§ **Task requirements**: Which lines in the records below contain the word "select"? Copy each of them.

_____

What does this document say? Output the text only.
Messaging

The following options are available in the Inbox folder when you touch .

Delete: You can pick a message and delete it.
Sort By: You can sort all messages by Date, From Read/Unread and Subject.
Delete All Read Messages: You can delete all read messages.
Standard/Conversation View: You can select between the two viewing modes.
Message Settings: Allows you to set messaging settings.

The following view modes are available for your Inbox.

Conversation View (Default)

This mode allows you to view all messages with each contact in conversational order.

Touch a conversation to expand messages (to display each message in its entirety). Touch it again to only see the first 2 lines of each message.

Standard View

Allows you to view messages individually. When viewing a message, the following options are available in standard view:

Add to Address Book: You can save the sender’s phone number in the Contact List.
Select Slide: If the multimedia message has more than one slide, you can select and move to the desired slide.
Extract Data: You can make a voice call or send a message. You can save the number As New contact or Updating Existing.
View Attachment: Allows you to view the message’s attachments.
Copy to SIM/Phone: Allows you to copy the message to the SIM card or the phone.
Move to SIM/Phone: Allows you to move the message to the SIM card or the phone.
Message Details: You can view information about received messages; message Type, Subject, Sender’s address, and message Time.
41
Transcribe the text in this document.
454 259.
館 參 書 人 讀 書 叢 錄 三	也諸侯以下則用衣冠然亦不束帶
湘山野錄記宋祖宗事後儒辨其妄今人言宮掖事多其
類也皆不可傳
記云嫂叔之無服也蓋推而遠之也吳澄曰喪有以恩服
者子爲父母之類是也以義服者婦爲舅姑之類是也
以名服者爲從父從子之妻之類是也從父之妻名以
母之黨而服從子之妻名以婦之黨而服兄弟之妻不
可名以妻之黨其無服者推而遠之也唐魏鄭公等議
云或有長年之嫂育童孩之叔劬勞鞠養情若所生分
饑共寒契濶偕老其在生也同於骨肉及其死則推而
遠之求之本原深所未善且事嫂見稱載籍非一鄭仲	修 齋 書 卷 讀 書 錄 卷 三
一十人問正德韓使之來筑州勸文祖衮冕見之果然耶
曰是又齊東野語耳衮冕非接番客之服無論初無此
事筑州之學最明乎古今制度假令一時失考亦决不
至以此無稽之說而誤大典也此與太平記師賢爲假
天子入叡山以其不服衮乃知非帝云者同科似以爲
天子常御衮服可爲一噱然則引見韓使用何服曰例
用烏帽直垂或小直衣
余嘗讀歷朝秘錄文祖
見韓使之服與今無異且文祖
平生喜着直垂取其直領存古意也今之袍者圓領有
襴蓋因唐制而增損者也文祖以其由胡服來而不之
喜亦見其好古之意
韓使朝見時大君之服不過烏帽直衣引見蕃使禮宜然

_____

§ **Solved exercise**:
Standard/Conversation View: You can select between the two viewing modes.
Select Slide: If the multimedia message has more than one slide, you can select and move to the desired slide.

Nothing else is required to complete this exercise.